Quote all of the data that follows exactly as written, skipping the images.
┄┄┄┄┄┄┄┄┄┄┄┄┄┄┄┄┄┄┄┄
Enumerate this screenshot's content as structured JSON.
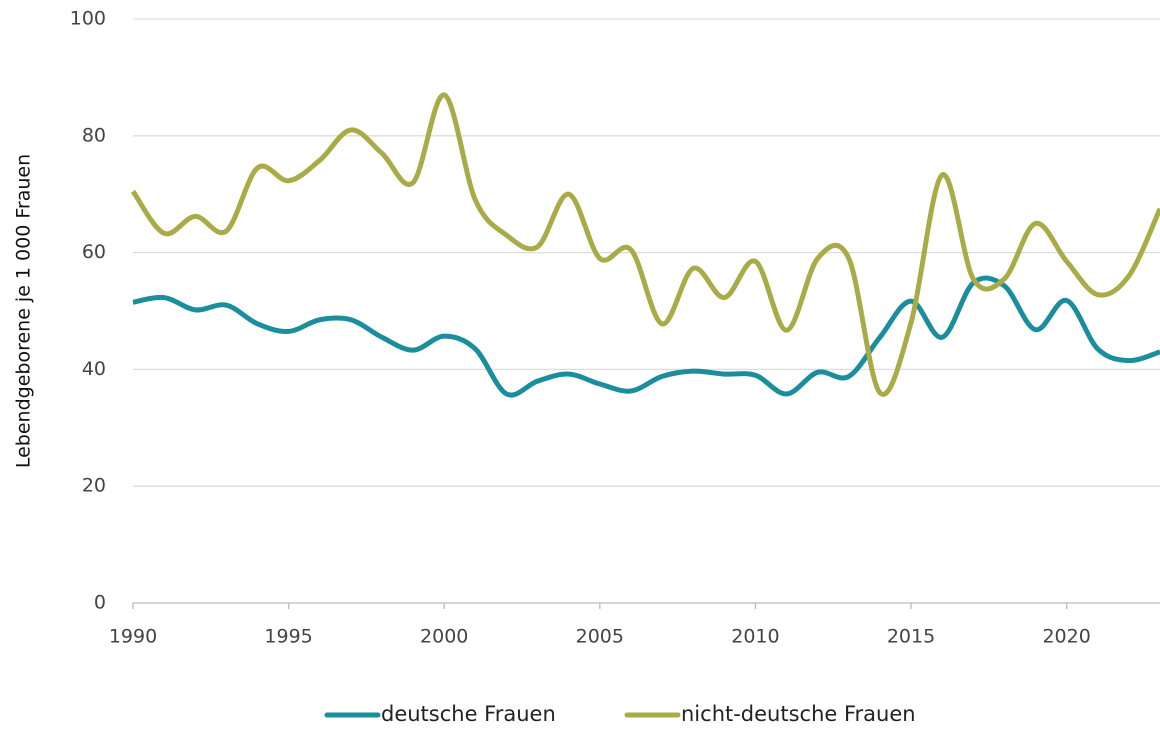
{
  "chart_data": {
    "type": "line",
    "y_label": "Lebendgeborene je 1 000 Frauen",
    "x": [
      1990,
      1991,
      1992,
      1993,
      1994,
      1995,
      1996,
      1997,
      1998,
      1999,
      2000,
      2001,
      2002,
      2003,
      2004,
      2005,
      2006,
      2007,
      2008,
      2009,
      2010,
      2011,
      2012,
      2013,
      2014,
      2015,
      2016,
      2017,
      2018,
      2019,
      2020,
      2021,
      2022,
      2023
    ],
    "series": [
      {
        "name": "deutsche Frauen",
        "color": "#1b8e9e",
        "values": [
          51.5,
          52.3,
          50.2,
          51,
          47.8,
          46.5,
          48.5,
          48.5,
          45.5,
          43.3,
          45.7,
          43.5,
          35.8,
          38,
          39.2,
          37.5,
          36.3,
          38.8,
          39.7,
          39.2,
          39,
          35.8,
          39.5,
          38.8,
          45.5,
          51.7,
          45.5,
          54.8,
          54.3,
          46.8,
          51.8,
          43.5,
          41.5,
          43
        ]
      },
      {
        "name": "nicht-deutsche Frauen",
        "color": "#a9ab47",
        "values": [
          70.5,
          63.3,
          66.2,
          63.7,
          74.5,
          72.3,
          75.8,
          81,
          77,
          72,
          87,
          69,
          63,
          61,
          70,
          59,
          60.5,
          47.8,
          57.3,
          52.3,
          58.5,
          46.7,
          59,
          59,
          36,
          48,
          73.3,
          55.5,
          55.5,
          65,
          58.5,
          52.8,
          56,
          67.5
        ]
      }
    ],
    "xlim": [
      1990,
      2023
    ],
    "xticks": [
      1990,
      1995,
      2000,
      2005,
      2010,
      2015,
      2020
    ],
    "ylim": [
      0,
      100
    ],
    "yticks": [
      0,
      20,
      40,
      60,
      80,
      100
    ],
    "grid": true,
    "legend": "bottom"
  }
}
┄┄┄┄┄┄┄┄┄┄┄┄┄┄┄┄┄┄┄┄
Answer -
Enumerate this screenshot's content as structured JSON.
{
  "chart_data": {
    "type": "line",
    "y_label": "Lebendgeborene je 1 000 Frauen",
    "x": [
      1990,
      1991,
      1992,
      1993,
      1994,
      1995,
      1996,
      1997,
      1998,
      1999,
      2000,
      2001,
      2002,
      2003,
      2004,
      2005,
      2006,
      2007,
      2008,
      2009,
      2010,
      2011,
      2012,
      2013,
      2014,
      2015,
      2016,
      2017,
      2018,
      2019,
      2020,
      2021,
      2022,
      2023
    ],
    "series": [
      {
        "name": "deutsche Frauen",
        "color": "#1b8e9e",
        "values": [
          51.5,
          52.3,
          50.2,
          51,
          47.8,
          46.5,
          48.5,
          48.5,
          45.5,
          43.3,
          45.7,
          43.5,
          35.8,
          38,
          39.2,
          37.5,
          36.3,
          38.8,
          39.7,
          39.2,
          39,
          35.8,
          39.5,
          38.8,
          45.5,
          51.7,
          45.5,
          54.8,
          54.3,
          46.8,
          51.8,
          43.5,
          41.5,
          43
        ]
      },
      {
        "name": "nicht-deutsche Frauen",
        "color": "#a9ab47",
        "values": [
          70.5,
          63.3,
          66.2,
          63.7,
          74.5,
          72.3,
          75.8,
          81,
          77,
          72,
          87,
          69,
          63,
          61,
          70,
          59,
          60.5,
          47.8,
          57.3,
          52.3,
          58.5,
          46.7,
          59,
          59,
          36,
          48,
          73.3,
          55.5,
          55.5,
          65,
          58.5,
          52.8,
          56,
          67.5
        ]
      }
    ],
    "xlim": [
      1990,
      2023
    ],
    "xticks": [
      1990,
      1995,
      2000,
      2005,
      2010,
      2015,
      2020
    ],
    "ylim": [
      0,
      100
    ],
    "yticks": [
      0,
      20,
      40,
      60,
      80,
      100
    ],
    "grid": true,
    "legend": "bottom"
  }
}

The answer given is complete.